Problem.
Reproduce the lines below verbatim, starting with the first and ending with the line that contains "legend-star-icon bbox=[107, 119, 127, 137]", both included, and nothing beyond them.

Stored records.
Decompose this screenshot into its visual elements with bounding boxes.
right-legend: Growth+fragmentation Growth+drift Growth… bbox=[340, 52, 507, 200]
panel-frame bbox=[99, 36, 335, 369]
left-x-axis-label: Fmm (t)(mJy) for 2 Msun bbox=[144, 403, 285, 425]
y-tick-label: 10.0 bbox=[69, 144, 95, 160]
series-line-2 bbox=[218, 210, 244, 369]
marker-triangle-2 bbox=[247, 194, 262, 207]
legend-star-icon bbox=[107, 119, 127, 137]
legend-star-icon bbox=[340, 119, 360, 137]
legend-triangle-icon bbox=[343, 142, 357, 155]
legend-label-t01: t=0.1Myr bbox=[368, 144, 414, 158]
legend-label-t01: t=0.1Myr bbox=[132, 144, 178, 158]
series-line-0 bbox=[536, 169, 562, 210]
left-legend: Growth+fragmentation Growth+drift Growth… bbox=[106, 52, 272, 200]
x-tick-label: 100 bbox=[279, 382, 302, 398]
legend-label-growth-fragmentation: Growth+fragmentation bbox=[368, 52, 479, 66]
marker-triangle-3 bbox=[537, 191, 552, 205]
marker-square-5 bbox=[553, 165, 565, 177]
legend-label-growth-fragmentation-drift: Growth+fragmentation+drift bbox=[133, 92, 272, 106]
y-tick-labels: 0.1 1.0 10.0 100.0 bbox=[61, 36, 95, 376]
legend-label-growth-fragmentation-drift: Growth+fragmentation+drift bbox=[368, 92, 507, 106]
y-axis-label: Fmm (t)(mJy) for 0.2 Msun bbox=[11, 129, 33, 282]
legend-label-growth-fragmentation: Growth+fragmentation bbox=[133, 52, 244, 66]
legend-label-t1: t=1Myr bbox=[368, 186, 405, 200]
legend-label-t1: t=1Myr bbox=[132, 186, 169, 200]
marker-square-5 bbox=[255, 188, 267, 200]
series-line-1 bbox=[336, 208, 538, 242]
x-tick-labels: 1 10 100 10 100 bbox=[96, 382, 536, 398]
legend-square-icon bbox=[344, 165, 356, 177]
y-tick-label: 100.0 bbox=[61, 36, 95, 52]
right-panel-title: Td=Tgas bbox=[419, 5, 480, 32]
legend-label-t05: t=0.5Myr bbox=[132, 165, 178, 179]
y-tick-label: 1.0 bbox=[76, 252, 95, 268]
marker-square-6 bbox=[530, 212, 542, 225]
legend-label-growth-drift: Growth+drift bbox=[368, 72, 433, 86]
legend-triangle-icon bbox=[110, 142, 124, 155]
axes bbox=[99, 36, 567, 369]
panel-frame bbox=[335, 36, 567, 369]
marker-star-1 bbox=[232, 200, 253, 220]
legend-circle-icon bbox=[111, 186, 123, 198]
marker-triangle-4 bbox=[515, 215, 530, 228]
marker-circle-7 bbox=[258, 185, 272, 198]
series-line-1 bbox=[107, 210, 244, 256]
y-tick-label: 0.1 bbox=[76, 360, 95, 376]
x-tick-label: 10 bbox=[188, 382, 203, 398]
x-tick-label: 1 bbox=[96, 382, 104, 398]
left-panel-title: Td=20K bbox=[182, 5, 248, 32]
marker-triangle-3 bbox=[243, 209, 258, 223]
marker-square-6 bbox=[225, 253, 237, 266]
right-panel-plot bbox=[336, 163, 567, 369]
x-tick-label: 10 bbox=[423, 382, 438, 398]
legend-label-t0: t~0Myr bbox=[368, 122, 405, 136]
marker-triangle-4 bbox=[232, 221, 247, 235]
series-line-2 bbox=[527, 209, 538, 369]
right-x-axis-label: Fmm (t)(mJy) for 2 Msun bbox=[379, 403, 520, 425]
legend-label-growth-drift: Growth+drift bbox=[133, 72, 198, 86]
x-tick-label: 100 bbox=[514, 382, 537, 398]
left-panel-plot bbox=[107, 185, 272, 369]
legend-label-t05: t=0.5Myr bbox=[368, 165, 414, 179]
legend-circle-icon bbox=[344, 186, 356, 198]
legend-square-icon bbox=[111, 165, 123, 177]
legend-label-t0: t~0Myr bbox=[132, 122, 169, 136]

Solution to the problem.
Decompose this screenshot into its visual elements with bounding boxes.
right-legend: Growth+fragmentation Growth+drift Growth… bbox=[340, 52, 507, 200]
panel-frame bbox=[99, 36, 335, 369]
left-x-axis-label: Fmm (t)(mJy) for 2 Msun bbox=[144, 403, 285, 425]
y-tick-label: 10.0 bbox=[69, 144, 95, 160]
series-line-2 bbox=[218, 210, 244, 369]
marker-triangle-2 bbox=[247, 194, 262, 207]
legend-star-icon bbox=[107, 119, 127, 137]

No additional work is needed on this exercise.